WHAT YOU SHOULD DO
Write out the records that appear below, verbatim and complete, but without pictures.
══════════
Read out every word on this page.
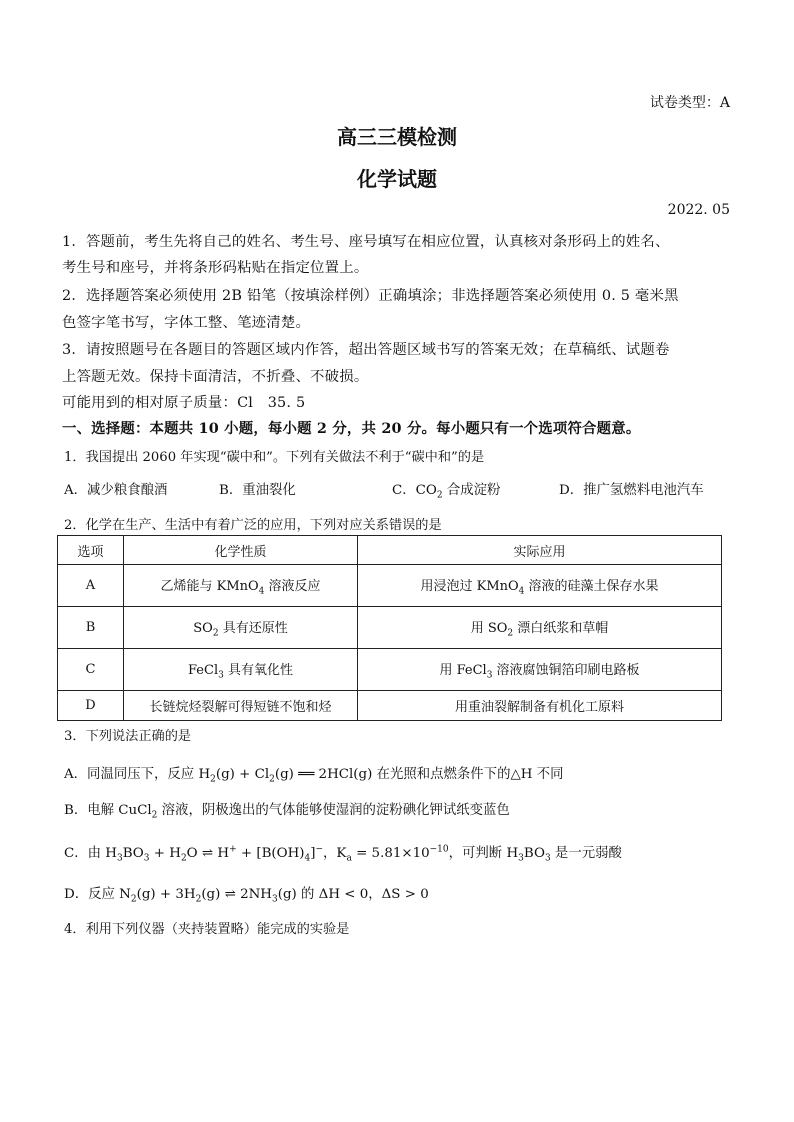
试卷类型：A
高三三模检测
化学试题
2022. 05
1．答题前，考生先将自己的姓名、考生号、座号填写在相应位置，认真核对条形码上的姓名、
考生号和座号，并将条形码粘贴在指定位置上。
2．选择题答案必须使用 2B 铅笔（按填涂样例）正确填涂；非选择题答案必须使用 0. 5 毫米黑
色签字笔书写，字体工整、笔迹清楚。
3．请按照题号在各题目的答题区域内作答，超出答题区域书写的答案无效；在草稿纸、试题卷
上答题无效。保持卡面清洁，不折叠、不破损。
可能用到的相对原子质量：Cl　35. 5
一、选择题：本题共 10 小题，每小题 2 分，共 20 分。每小题只有一个选项符合题意。
1．我国提出 2060 年实现“碳中和”。下列有关做法不利于“碳中和”的是
A．减少粮食酿酒	B．重油裂化	C．$CO_2$ 合成淀粉	D．推广氢燃料电池汽车
2．化学在生产、生活中有着广泛的应用，下列对应关系错误的是
选项	化学性质	实际应用
A	乙烯能与 KMnO$_4$ 溶液反应	用浸泡过 KMnO$_4$ 溶液的硅藻土保存水果
B	$SO_2$ 具有还原性	用 $SO_2$ 漂白纸浆和草帽
C	FeCl$_3$ 具有氧化性	用 FeCl$_3$ 溶液腐蚀铜箔印刷电路板
D	长链烷烃裂解可得短链不饱和烃	用重油裂解制备有机化工原料
3．下列说法正确的是
A．同温同压下，反应 $H_2(g) + Cl_2(g)$ ══ 2HCl(g) 在光照和点燃条件下的△H 不同
B．电解 CuCl$_2$ 溶液，阴极逸出的气体能够使湿润的淀粉碘化钾试纸变蓝色
C．由 $H_3BO_3 + H_2O$ ⇌ $H^+ + [B(OH)_4]^-$，$K_a = 5.81\times 10^{-10}$，可判断 $H_3BO_3$ 是一元弱酸
D．反应 $N_2(g) + 3H_2(g)$ ⇌ $2NH_3(g)$ 的 ΔH < 0，ΔS > 0
4．利用下列仪器（夹持装置略）能完成的实验是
══════════
FULL RESPONSE
Read out every word on this page.
试卷类型：A
高三三模检测
化学试题
2022. 05
1．答题前，考生先将自己的姓名、考生号、座号填写在相应位置，认真核对条形码上的姓名、
考生号和座号，并将条形码粘贴在指定位置上。
2．选择题答案必须使用 2B 铅笔（按填涂样例）正确填涂；非选择题答案必须使用 0. 5 毫米黑
色签字笔书写，字体工整、笔迹清楚。
3．请按照题号在各题目的答题区域内作答，超出答题区域书写的答案无效；在草稿纸、试题卷
上答题无效。保持卡面清洁，不折叠、不破损。
可能用到的相对原子质量：Cl　35. 5
一、选择题：本题共 10 小题，每小题 2 分，共 20 分。每小题只有一个选项符合题意。
1．我国提出 2060 年实现“碳中和”。下列有关做法不利于“碳中和”的是
A．减少粮食酿酒	B．重油裂化	C．$CO_2$ 合成淀粉	D．推广氢燃料电池汽车
2．化学在生产、生活中有着广泛的应用，下列对应关系错误的是
选项	化学性质	实际应用
A	乙烯能与 KMnO$_4$ 溶液反应	用浸泡过 KMnO$_4$ 溶液的硅藻土保存水果
B	$SO_2$ 具有还原性	用 $SO_2$ 漂白纸浆和草帽
C	FeCl$_3$ 具有氧化性	用 FeCl$_3$ 溶液腐蚀铜箔印刷电路板
D	长链烷烃裂解可得短链不饱和烃	用重油裂解制备有机化工原料
3．下列说法正确的是
A．同温同压下，反应 $H_2(g) + Cl_2(g)$ ══ 2HCl(g) 在光照和点燃条件下的△H 不同
B．电解 CuCl$_2$ 溶液，阴极逸出的气体能够使湿润的淀粉碘化钾试纸变蓝色
C．由 $H_3BO_3 + H_2O$ ⇌ $H^+ + [B(OH)_4]^-$，$K_a = 5.81\times 10^{-10}$，可判断 $H_3BO_3$ 是一元弱酸
D．反应 $N_2(g) + 3H_2(g)$ ⇌ $2NH_3(g)$ 的 ΔH < 0，ΔS > 0
4．利用下列仪器（夹持装置略）能完成的实验是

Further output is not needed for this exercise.